**Problem:** Go through the data below line by line and count those containing the word "amount". Reply with the count only.
:: The input ::
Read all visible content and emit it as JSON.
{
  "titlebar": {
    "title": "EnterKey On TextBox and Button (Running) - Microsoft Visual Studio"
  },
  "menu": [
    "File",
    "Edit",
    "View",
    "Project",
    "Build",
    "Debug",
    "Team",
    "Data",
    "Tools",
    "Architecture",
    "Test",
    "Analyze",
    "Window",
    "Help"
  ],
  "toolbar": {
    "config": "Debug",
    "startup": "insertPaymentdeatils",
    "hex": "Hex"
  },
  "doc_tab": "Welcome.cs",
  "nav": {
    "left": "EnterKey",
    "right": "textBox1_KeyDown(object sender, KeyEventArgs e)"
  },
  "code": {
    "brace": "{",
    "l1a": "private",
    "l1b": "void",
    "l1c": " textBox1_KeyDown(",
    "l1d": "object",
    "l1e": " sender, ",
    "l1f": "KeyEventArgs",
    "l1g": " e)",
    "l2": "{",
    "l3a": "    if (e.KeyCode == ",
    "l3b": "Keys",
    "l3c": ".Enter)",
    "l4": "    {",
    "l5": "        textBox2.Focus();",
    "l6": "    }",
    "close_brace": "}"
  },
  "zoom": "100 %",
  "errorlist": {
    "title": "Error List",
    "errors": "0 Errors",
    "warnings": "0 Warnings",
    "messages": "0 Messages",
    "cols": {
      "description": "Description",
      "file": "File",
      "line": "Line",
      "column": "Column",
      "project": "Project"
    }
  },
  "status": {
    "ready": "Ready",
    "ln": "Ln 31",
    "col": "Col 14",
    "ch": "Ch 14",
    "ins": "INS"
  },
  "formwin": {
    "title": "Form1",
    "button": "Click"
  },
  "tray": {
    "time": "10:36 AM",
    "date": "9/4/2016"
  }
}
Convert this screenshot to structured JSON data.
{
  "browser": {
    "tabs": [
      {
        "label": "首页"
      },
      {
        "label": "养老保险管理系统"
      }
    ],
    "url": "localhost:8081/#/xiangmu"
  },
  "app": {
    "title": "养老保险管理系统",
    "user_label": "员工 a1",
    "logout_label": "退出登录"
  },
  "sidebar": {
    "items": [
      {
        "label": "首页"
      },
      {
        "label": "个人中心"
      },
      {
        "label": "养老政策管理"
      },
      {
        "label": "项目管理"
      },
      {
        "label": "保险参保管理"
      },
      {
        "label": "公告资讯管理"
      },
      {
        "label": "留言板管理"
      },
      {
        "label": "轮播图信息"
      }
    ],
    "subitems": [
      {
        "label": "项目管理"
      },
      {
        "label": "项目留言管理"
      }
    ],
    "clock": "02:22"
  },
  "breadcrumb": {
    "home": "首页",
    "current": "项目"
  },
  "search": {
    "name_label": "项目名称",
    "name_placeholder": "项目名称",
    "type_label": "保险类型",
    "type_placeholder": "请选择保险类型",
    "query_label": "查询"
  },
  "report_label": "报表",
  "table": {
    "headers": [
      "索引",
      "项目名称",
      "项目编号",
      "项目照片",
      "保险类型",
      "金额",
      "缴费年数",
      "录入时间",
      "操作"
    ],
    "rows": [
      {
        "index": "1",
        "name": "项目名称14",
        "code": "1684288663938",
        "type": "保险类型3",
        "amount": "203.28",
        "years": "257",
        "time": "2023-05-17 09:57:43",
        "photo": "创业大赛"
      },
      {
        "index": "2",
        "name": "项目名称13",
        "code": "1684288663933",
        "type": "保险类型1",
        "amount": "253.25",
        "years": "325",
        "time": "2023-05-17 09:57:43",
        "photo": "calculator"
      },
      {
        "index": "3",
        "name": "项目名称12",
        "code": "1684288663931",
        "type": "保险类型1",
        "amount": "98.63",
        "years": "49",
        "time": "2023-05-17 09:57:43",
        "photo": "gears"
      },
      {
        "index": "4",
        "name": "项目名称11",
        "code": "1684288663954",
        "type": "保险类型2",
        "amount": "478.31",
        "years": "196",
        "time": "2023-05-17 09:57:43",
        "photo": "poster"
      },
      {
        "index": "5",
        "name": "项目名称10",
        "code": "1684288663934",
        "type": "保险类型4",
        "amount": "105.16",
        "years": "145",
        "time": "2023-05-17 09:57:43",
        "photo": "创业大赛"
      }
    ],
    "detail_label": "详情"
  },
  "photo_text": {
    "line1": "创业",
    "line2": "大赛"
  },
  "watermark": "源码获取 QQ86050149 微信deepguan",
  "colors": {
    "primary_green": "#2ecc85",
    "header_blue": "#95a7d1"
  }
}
:::
**Complete output:** 5